### Document text

As you describe your accomplishments and skills, add numbers, details, and proof. Focusing on quantifiable results in a career summary for a resume does a couple of things: 


  1. Draws the eye of the recruiter and gives them a tangible sense of what you’ve achieved.
  2. Provides proof that your claims are more than just hot air.
  3. Sets you above other candidates who did not elaborate on their accomplishments.
  4. Helps the recruiter imagine you achieving the same results for them.


Indy’s Professional Resume Summary Sample


Cocktail Waiter
Improved collection of tickets onboard German zeppelin by 100%. 
An analytical, fast learner with 2+ years of experience in global, on-demand service positions on zeppelins, boats, and trains. Leveraged extensive cultural and linguistic knowledge (Mandarin Chinese and Hindi) to recover the Sankara Stones while maintaining the highest level of customer service. Able to endure exposure to elements such as lava and snake pits, and able to physically outmaneuver such obstacles as giant boulders in boobytrapped tombs.



  1. Guest Services, Sales, and People Skills 
  2. Able to Learn and Master New Information
  3. Basic Math
  4. Bilingual 
  5. Extensive Physical Activity
  6. Exposure to Elements 


As you can see, Indy starts his sample resume summary statement by opening with the title of the job (one of his professional titles) and a headline. His headline is supported by details:


“Improved ticket collection by 100%.”


He then adds five of the six skills from the job description that match his skill set to his resume summary


He also adds details to amplify the information: 


“Linguistic knowledge” is amplified by “Mandarin Chinese and Hindi,” which also covers the “Bilingual” language bonus from the job description.


He avoids the first person, has added keywords like “exposure to elements,” and has added extra value by exhibiting experience in wait service on various modes of transportation that might be interesting to an employer seeking a waiter to serve drinks on a boat. 


Dr. Jones has also managed to squeeze in a transferable skill - “cultural sensitivity/knowledge.”


7. The Name Drop - A Tried and True Way to Generate Interest 


Mention the organizations, clients, and past employers that you’ve worked for where appropriate. 


Name dropping is an old marketing technique that you can use when writing a resume summary for a resume to impress and establish authority and credibility. 


One word of warning:


Employers could see name dropping as unprofessional snobbery. You need to make sure you don’t cross the line.


Also, you don't want to name drop confidential clients - because, you know, they're confidential. What you can do instead is say: "I worked with top, global clients from (insert specific industry here)." 


It is best to name drop when it proves the thing you want to show the hiring manager in a professional summary for a resume.


Manage and maintain client relations with large, multi-national companies including Coca-Cola, Pfizer, and Johnson & Johnson.
Brought in such confidential clients as Disney and Hilton Hotels.


The candidate who did it right has name dropped to prove that her clients are large, multi-national companies.



The 7 Dos and Don’ts of Writing a Resume Summary 


1. Consider Adding a Headline for Extra Oomph


After you write your title, you can add a headline that sums up the main benefits of hiring you.

######
### Extracted entries

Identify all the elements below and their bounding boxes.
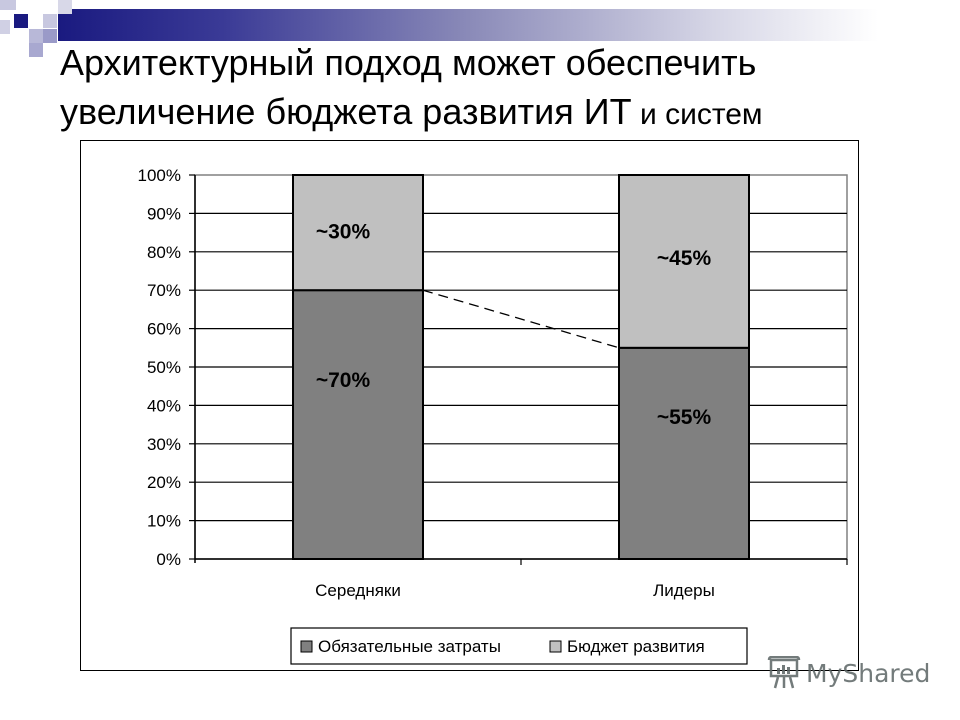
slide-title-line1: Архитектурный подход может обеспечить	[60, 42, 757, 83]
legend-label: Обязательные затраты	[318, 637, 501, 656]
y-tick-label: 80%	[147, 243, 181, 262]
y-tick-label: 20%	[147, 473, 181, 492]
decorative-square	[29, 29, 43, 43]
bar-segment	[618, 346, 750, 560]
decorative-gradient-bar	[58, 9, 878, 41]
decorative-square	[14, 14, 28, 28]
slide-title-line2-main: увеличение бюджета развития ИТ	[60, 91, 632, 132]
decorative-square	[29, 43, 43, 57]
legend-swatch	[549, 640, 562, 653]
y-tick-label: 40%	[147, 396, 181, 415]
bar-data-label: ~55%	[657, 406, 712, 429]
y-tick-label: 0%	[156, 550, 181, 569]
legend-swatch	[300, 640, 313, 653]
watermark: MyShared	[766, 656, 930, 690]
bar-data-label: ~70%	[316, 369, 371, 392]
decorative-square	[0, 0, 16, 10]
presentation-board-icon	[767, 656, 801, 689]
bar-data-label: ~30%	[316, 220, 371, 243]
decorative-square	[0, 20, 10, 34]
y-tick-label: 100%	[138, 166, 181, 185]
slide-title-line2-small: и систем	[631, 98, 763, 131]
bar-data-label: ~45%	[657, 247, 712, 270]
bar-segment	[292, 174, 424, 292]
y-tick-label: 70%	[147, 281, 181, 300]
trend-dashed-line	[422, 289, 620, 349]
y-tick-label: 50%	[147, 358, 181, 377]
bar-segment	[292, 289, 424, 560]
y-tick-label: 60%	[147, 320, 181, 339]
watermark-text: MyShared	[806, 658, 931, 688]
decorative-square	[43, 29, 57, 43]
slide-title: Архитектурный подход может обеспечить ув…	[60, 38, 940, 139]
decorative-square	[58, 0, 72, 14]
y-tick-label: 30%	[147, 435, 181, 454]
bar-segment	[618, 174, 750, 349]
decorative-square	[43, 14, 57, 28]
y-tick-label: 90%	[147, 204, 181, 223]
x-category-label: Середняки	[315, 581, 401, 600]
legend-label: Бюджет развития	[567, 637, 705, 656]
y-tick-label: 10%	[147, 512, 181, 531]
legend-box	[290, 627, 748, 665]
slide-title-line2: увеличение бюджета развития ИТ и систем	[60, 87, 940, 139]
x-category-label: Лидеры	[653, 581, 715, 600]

######

Written instruction 1:
List every company named in the resume summary guide.
Written instruction 2:
Carry on the resume summary guide from its last sentence.
The entries come from a separate source.

Exercise response 1:
Coca-Cola, Pfizer, Johnson & Johnson, Disney, Hilton Hotels

Exercise response 2:
Indy’s Headline:


Improved collection of tickets onboard German zeppelin by 100%. 


2. Microsoft Word is Not an Accomplishment So Leave It Out


Leave your core competencies for the skills section of your resume. 


The resume summary section is for your best skills and keyword skills. Microsoft Office is boring and pedestrian. 


Your mom, your sister, and your dog can all use Word. 


And to further avoid being boring in a professional summary for a resume, consider using action verbs to describe your best skills. 


Avoid boring adjectives like “articulate” or “innovative.” Also, get rid of overused verbs like “managed” or “organized.” 


Action verbs are energetic and specific:


  • “managed” becomes “orchestrated” 
  • “communicated” becomes “persuaded” 
  • “innovated” becomes “overhauled” 


Don’t go overboard. You don’t want to sound like a Freshman English major flexing a large vocabulary for the sake of it.  


Remember that you should use keywords even if they are adjectives. 


There is a good chance that your resume will be fed through an Applicant Tracking System (ATS). The ATS will scan your resume for keywords from the job description. So you need to include them throughout your resume.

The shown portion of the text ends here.